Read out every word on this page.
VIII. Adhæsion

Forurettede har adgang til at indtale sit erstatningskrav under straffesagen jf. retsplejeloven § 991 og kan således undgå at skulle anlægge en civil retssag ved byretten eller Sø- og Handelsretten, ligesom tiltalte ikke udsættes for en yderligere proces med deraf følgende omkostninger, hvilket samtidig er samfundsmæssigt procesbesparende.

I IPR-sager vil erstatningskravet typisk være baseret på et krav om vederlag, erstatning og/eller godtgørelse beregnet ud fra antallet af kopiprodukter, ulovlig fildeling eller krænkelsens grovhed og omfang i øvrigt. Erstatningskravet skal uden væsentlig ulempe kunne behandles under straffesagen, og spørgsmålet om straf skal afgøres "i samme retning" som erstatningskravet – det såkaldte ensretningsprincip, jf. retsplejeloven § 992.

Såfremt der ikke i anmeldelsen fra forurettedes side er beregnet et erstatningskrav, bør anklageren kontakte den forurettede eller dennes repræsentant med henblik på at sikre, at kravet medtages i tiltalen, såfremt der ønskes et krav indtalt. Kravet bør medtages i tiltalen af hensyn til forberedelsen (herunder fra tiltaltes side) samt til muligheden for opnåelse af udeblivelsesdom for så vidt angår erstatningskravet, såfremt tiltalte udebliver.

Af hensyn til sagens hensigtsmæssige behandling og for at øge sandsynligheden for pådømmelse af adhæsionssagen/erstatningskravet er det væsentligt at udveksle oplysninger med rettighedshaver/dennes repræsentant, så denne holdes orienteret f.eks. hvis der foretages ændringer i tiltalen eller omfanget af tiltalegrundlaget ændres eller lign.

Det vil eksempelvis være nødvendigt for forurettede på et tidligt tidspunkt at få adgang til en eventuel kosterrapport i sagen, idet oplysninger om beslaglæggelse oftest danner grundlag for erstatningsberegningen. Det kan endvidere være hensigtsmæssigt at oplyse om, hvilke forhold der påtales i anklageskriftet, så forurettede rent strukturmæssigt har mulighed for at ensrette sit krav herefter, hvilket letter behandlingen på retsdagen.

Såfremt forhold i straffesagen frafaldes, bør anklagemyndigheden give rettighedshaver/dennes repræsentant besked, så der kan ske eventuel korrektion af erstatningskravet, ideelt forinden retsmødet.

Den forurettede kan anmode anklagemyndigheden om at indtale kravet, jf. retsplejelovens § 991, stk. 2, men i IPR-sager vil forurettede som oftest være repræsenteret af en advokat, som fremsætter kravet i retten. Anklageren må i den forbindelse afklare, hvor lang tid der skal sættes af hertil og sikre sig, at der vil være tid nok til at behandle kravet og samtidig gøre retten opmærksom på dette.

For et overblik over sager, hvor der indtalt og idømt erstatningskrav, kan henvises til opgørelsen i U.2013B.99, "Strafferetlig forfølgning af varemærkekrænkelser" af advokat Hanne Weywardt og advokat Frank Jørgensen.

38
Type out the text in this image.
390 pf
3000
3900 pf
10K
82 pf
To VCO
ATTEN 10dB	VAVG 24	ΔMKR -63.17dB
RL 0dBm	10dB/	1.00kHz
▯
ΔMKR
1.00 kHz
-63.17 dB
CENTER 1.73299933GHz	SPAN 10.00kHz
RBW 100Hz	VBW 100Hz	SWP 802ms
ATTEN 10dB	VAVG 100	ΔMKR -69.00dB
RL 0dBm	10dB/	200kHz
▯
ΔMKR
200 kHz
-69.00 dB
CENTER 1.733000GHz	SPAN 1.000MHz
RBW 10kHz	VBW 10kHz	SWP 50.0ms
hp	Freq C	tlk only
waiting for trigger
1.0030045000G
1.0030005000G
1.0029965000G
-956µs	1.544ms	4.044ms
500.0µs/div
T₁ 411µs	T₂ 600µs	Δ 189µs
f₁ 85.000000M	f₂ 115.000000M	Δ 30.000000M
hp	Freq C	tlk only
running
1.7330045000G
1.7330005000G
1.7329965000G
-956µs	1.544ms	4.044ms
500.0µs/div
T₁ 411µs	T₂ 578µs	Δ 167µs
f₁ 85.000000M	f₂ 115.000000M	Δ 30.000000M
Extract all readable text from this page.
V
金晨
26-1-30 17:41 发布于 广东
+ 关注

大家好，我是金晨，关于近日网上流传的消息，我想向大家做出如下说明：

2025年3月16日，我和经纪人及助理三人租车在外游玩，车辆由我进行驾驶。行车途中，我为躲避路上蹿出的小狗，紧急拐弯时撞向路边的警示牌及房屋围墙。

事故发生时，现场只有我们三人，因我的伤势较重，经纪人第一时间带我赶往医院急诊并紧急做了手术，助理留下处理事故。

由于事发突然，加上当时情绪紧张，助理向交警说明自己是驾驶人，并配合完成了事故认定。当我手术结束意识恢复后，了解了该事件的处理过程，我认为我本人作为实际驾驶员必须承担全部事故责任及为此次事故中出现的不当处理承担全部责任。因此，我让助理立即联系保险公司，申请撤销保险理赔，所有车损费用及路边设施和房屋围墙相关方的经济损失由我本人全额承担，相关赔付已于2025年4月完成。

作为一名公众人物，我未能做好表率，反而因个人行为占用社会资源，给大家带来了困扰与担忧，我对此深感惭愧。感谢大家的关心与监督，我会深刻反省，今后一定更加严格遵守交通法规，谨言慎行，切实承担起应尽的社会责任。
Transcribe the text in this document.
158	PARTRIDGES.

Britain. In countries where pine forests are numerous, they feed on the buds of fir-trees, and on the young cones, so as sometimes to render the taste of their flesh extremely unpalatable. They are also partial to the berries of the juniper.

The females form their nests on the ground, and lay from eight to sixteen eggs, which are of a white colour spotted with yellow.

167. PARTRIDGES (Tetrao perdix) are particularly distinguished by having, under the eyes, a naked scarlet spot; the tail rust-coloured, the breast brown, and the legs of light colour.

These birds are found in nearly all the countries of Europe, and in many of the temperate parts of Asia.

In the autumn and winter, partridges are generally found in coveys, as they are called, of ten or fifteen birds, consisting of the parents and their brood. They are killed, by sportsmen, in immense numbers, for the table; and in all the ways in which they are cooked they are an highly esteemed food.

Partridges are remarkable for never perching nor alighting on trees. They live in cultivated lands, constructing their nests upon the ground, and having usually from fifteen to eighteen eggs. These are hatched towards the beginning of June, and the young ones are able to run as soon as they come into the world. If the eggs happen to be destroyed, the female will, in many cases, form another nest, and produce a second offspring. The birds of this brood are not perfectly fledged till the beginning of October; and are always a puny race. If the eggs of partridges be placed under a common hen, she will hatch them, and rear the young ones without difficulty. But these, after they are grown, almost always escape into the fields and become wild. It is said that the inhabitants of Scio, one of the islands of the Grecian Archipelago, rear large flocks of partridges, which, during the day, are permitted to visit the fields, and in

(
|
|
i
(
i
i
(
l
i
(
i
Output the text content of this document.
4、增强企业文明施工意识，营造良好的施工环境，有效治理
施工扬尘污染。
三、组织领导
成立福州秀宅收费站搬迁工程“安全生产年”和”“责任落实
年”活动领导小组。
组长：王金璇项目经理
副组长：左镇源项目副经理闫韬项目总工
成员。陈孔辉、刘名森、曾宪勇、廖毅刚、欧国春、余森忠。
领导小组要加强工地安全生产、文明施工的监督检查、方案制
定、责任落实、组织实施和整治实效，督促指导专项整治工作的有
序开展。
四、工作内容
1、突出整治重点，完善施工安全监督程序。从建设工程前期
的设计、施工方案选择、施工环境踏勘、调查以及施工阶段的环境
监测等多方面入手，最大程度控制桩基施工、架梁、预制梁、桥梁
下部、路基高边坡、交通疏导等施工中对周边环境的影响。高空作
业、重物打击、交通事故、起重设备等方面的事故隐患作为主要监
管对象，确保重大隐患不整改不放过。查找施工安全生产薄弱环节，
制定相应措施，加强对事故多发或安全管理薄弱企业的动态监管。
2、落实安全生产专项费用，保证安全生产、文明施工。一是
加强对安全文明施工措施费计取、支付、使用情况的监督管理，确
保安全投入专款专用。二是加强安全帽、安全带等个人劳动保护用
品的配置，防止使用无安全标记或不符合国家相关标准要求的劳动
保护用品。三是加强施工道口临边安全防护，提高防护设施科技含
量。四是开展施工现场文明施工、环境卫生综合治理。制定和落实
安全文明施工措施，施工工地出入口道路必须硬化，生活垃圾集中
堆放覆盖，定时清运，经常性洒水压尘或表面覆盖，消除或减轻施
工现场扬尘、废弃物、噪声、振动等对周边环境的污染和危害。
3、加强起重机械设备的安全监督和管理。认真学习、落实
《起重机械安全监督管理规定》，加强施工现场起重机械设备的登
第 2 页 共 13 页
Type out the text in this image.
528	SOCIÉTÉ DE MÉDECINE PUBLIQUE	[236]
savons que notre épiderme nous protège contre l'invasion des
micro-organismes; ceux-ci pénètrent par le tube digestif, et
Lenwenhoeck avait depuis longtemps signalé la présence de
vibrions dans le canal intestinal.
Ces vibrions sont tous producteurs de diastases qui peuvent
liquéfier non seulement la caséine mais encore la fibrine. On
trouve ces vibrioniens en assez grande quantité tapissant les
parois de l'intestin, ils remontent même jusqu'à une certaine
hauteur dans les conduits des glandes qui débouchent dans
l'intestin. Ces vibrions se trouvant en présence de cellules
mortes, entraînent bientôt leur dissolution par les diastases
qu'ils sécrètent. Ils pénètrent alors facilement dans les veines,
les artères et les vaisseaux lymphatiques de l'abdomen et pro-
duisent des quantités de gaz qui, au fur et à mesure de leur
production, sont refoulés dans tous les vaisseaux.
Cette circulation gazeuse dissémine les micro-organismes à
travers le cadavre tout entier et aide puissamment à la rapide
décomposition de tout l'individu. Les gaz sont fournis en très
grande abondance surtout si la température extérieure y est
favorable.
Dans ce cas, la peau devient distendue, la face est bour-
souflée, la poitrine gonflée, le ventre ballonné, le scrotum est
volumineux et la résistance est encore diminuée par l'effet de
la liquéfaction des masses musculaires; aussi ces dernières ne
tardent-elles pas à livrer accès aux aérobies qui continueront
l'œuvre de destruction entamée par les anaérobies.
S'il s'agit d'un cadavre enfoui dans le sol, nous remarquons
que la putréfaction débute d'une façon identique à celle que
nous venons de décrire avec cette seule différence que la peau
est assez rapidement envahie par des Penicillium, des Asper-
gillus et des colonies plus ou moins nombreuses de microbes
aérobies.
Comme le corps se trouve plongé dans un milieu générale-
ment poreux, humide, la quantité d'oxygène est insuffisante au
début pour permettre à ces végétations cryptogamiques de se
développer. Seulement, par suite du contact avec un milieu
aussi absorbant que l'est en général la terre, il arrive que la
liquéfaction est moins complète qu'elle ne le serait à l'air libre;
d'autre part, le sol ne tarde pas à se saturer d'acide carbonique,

Problem description:
Reply with nothing except the number of lines in the listing above that include "rettighedshaver".

Task solution:
2